### ESERCIZIO SCRITTO 1
Riproduci identiche le righe dell'elenco, dalla riga che contiene "abbreviation-definition: Fabric Control" fino a quella che contiene "abbreviation-row — [6, 756, 946, 810]", entrambe comprese.

### ESTRATTO DEL TESTO
※ ※ ※
“A Ciambra”: tra stereotipi e rappresentazioni negative
di Fiore Manzo
“A Ciambra” del giovane regista Italo-Americano, Jonas Carpignano, candidato dall’Italia agli Oscar 2018 rappresenta sin dal titolo un agglomerato di stereotipi e rappresentazioni negative che altro non sono se non la riproduzione fedele della realtà erroneamente generalizzata e realizzata dai gağğè (non rom) e sovente introiettata e confermata da diversi interlocutori delle comunità romanès.
Di fatti, se le comunità romanì quotidianamente sono rappresentate dai media che fra l’altro accrescono l’odio nei confronti di questa etnia, nel film sembra che ad essere raccontata non sia solo la storia di Pio e la sua famiglia ma al contrario la storia dell’intera comunità che a Gioia Tauro abita in via Ciambra.
A prendere forma uno dietro l’altro sono gli stereotipi che diverse ricerche scientifiche mettono in risalto e così Pio e la sua famiglia sono: nomadi, rumorosi, fanno paura, ladri, disonesti, violenti, analfabeti, furbi, bugiardi, poveri… (Meneghini 2017)
※ ※ ※
### ESERCIZIO SCRITTO 2
Nel testo sul film A Ciambra, riscrivi il brano che inizia con le parole contenenti "Di fatti, se" e termina con "in via Ciambra.", sostituendo "media" con "giornali".

(Voci archiviate di una raccolta)
※ ※ ※
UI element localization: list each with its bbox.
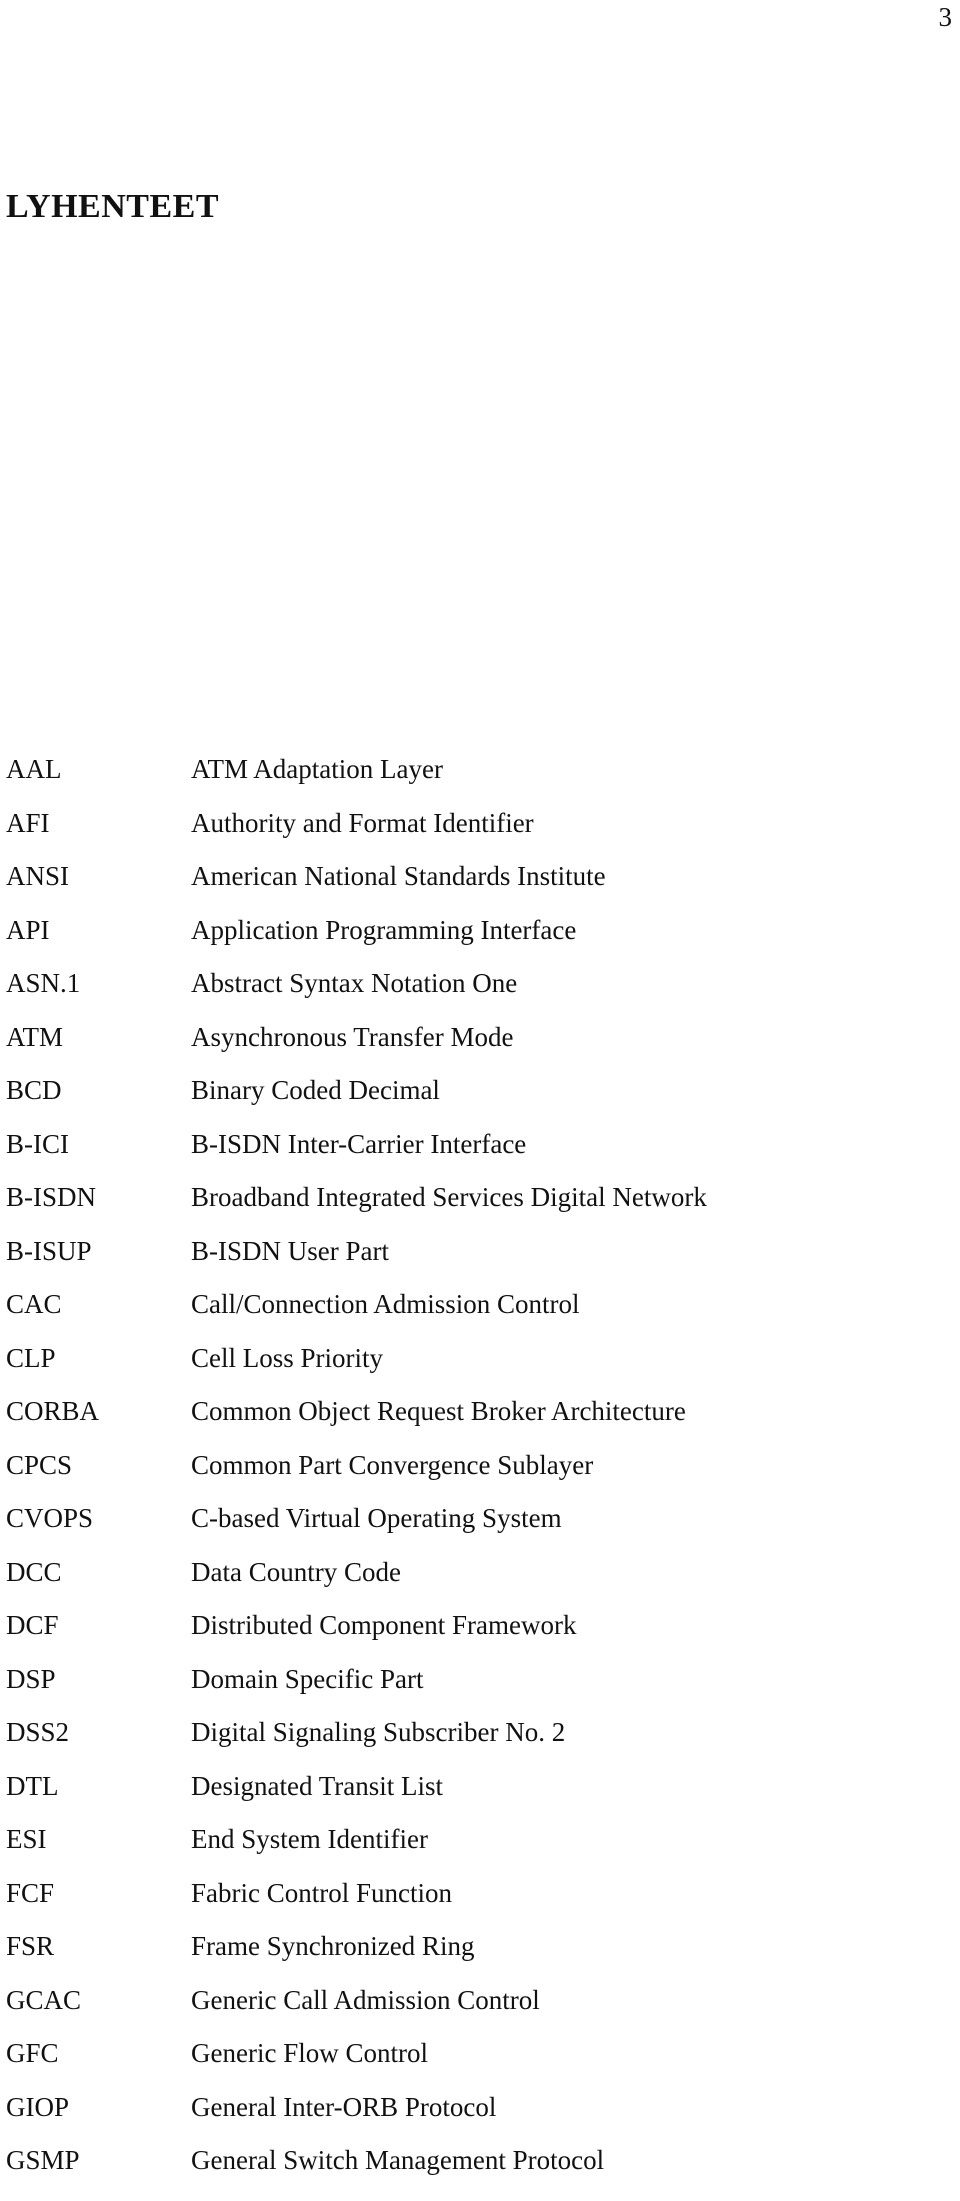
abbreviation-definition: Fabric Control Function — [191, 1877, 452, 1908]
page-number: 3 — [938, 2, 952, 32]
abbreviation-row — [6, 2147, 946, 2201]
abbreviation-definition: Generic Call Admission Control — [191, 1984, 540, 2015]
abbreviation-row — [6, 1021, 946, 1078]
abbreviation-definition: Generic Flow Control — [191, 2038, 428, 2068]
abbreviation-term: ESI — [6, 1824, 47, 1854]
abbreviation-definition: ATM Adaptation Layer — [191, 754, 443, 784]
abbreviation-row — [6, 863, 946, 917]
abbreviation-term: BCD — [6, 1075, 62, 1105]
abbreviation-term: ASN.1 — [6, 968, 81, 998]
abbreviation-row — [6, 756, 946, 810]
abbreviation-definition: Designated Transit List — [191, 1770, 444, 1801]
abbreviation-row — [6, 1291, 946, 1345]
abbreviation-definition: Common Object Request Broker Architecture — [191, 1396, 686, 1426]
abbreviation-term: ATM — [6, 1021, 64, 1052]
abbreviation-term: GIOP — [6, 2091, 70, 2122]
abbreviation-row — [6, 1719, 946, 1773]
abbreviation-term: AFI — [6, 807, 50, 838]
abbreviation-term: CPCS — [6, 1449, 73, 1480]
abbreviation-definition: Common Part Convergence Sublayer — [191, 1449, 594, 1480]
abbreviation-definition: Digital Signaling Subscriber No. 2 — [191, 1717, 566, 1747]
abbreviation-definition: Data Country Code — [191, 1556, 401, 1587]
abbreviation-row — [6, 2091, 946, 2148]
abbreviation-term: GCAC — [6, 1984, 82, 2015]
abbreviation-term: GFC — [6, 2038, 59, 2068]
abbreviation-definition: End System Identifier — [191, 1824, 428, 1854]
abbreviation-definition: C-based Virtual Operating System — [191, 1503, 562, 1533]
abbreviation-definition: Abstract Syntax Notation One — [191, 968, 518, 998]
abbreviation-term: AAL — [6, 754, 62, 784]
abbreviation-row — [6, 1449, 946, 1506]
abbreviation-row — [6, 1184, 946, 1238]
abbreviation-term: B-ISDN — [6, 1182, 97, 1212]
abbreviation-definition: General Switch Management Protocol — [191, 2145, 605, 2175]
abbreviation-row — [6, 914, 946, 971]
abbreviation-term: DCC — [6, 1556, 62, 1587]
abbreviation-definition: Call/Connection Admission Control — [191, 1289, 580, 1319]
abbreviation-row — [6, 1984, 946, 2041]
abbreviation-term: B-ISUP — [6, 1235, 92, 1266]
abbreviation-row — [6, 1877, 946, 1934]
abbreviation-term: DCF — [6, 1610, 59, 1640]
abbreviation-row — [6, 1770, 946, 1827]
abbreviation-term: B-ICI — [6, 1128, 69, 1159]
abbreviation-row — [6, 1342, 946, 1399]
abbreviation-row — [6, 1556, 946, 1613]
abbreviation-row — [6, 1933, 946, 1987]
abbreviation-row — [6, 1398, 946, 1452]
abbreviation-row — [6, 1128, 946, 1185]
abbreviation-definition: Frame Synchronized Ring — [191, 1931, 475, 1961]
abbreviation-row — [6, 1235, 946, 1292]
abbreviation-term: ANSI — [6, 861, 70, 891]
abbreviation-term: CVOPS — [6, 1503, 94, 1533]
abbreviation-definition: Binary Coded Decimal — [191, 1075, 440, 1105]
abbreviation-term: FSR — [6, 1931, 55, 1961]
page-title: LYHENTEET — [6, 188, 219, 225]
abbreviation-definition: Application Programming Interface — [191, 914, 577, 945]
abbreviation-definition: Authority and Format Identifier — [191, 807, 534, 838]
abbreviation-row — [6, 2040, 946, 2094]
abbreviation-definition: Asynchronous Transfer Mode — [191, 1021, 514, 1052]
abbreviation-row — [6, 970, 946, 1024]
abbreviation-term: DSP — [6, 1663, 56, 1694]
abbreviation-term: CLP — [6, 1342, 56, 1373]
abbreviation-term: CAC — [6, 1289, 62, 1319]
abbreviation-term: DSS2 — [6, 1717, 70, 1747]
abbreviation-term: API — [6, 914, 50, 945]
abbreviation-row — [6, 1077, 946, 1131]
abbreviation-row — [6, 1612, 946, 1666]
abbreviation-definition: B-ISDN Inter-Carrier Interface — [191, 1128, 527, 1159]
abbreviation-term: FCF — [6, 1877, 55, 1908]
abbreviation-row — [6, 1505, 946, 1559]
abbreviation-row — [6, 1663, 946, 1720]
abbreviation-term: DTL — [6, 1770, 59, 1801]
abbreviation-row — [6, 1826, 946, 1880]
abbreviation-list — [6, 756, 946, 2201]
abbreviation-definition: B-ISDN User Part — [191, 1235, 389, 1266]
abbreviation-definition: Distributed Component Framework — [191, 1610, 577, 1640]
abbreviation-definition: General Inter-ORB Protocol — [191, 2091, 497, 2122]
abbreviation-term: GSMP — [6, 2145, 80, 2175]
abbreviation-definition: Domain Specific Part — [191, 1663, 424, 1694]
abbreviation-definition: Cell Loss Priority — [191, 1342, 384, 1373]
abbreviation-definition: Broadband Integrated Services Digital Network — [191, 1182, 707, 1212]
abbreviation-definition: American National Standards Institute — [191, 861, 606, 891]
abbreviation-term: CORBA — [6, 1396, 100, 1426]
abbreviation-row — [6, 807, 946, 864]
※ ※ ※
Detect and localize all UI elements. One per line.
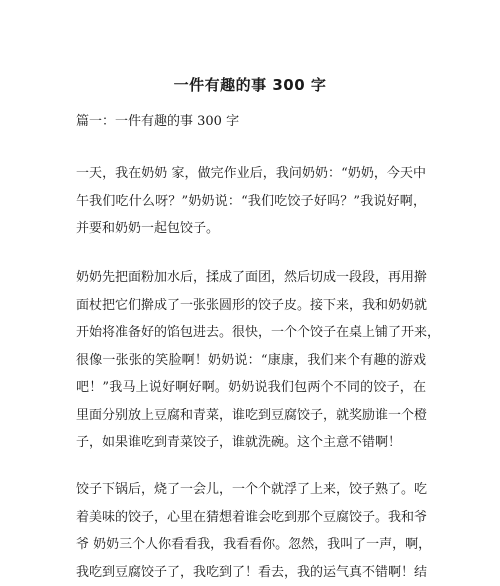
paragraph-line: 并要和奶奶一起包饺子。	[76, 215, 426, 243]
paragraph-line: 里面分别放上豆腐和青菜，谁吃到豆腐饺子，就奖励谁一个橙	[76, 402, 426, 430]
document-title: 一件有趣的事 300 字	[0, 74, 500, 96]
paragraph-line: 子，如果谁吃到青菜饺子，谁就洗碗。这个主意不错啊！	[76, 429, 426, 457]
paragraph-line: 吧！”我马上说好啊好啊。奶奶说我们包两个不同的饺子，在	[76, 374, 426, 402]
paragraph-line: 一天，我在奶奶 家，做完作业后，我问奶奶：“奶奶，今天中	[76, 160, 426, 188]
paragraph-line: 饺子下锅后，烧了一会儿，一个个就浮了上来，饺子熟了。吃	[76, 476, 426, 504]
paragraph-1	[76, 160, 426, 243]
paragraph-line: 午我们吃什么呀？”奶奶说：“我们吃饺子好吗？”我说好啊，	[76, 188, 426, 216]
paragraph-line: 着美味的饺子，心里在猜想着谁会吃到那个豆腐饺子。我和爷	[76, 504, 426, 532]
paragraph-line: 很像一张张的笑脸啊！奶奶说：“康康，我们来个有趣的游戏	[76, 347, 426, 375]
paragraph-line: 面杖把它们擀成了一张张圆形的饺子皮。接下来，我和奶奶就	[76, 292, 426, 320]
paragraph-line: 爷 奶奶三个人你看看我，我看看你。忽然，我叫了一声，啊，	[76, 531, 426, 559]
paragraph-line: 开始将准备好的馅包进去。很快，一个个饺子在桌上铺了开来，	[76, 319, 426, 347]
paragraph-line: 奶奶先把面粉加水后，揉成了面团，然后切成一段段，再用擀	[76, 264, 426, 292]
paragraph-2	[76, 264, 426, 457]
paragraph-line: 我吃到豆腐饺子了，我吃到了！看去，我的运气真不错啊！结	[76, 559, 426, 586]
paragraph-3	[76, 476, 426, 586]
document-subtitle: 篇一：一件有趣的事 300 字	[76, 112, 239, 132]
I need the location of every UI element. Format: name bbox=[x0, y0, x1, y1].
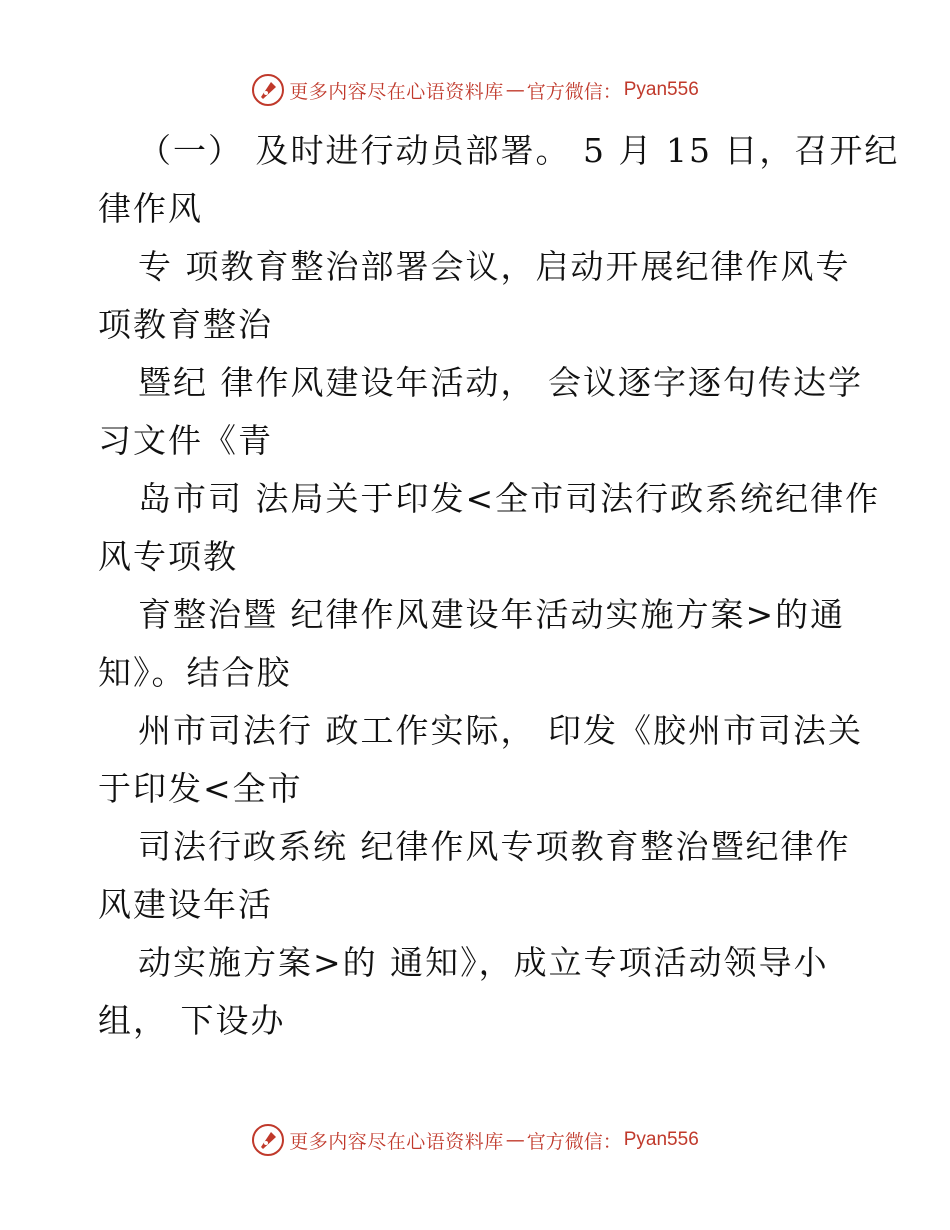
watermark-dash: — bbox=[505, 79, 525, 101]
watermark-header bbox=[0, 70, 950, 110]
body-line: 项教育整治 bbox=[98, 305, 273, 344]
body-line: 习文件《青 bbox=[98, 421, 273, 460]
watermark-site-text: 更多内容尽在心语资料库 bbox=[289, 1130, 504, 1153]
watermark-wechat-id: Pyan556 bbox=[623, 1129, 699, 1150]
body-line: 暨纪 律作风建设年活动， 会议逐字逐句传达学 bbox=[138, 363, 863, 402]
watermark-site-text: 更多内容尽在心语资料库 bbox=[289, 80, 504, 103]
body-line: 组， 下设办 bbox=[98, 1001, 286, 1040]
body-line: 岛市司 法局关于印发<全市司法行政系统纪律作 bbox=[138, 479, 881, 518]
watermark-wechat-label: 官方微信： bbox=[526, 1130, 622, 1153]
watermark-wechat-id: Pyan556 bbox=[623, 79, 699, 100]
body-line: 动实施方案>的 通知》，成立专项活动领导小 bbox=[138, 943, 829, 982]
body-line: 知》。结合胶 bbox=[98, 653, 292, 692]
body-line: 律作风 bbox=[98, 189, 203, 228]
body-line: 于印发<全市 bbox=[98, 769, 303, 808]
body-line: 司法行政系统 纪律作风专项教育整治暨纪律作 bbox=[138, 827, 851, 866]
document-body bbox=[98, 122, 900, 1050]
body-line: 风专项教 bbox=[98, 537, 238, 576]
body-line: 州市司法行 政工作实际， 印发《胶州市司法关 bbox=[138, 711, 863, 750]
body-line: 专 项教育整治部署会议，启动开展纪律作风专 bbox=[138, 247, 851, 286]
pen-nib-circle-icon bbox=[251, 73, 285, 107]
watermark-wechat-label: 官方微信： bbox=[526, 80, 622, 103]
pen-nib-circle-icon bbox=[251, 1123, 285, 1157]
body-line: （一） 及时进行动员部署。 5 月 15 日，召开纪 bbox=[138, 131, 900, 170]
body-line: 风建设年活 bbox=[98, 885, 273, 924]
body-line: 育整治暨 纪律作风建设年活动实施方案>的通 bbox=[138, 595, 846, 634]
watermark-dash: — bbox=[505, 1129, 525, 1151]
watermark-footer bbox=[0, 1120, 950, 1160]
※ ※ ※
### RISPOSTA SCRITTA 1
abbreviation-definition: Fabric Control Function — [191, 1877, 452, 1908]
page-number: 3 — [938, 2, 952, 32]
abbreviation-row — [6, 2147, 946, 2201]
abbreviation-definition: Generic Call Admission Control — [191, 1984, 540, 2015]
abbreviation-row — [6, 1021, 946, 1078]
abbreviation-definition: Generic Flow Control — [191, 2038, 428, 2068]
abbreviation-term: ESI — [6, 1824, 47, 1854]
abbreviation-definition: ATM Adaptation Layer — [191, 754, 443, 784]
abbreviation-row — [6, 863, 946, 917]
abbreviation-term: BCD — [6, 1075, 62, 1105]
abbreviation-term: ASN.1 — [6, 968, 81, 998]
abbreviation-row — [6, 756, 946, 810]

### RISPOSTA SCRITTA 2
Di fatti, se le comunità romanì quotidianamente sono rappresentate dai giornali che fra l’altro accrescono l’odio nei confronti di questa etnia, nel film sembra che ad essere raccontata non sia solo la storia di Pio e la sua famiglia ma al contrario la storia dell’intera comunità che a Gioia Tauro abita in via Ciambra.